───── Information given ─────

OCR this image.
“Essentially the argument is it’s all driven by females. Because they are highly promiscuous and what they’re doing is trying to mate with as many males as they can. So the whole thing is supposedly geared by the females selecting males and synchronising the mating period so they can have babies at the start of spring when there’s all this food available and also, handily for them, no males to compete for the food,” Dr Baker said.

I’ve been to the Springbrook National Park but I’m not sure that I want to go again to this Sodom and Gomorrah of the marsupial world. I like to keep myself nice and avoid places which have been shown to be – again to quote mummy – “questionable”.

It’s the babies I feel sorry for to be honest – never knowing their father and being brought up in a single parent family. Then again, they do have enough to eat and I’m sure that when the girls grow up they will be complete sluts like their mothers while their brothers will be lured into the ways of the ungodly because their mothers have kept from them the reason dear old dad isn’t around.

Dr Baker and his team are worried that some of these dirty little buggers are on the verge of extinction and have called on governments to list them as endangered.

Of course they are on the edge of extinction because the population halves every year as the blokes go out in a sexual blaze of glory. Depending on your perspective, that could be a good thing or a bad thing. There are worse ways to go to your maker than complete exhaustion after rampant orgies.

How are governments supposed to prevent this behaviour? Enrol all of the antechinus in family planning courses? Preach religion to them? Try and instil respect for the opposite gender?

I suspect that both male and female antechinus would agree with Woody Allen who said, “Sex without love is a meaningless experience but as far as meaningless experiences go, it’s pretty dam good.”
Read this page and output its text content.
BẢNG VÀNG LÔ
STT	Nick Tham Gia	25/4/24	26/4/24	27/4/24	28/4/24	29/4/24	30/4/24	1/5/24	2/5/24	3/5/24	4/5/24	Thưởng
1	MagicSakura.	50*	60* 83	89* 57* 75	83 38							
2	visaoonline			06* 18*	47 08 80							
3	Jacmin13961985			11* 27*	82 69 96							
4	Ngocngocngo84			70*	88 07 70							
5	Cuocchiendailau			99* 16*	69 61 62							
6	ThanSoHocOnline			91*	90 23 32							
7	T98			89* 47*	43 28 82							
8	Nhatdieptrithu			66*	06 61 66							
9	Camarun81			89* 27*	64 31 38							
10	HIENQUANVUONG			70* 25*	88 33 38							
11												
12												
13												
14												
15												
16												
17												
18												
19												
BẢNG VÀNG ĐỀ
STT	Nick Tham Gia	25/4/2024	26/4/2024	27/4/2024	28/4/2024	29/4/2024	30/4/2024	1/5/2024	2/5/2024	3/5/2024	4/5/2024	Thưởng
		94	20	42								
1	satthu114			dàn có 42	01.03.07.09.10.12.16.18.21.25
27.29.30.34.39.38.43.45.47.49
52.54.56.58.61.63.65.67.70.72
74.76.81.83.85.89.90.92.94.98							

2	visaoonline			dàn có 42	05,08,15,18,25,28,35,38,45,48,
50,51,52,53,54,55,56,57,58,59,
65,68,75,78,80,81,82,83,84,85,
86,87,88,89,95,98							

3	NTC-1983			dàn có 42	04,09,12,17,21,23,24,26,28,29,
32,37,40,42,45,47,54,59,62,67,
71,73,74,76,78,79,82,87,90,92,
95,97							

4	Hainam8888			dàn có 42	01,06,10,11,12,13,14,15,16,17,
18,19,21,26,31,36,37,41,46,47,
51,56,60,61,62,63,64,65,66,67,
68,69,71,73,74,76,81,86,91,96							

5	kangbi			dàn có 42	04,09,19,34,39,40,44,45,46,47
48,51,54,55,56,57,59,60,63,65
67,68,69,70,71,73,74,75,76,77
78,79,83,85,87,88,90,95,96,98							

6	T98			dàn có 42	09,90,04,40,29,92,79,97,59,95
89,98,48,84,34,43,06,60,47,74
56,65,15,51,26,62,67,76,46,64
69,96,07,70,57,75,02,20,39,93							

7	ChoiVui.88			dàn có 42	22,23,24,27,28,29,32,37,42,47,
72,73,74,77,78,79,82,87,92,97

─────

**Work to do**
In the records above, find each line holding "complete" and copy it.

**Answer to this exercise**
It’s the babies I feel sorry for to be honest – never knowing their father and being brought up in a single parent family. Then again, they do have enough to eat and I’m sure that when the girls grow up they will be complete sluts like their mothers while their brothers will be lured into the ways of the ungodly because their mothers have kept from them the reason dear old dad isn’t around.
Of course they are on the edge of extinction because the population halves every year as the blokes go out in a sexual blaze of glory. Depending on your perspective, that could be a good thing or a bad thing. There are worse ways to go to your maker than complete exhaustion after rampant orgies.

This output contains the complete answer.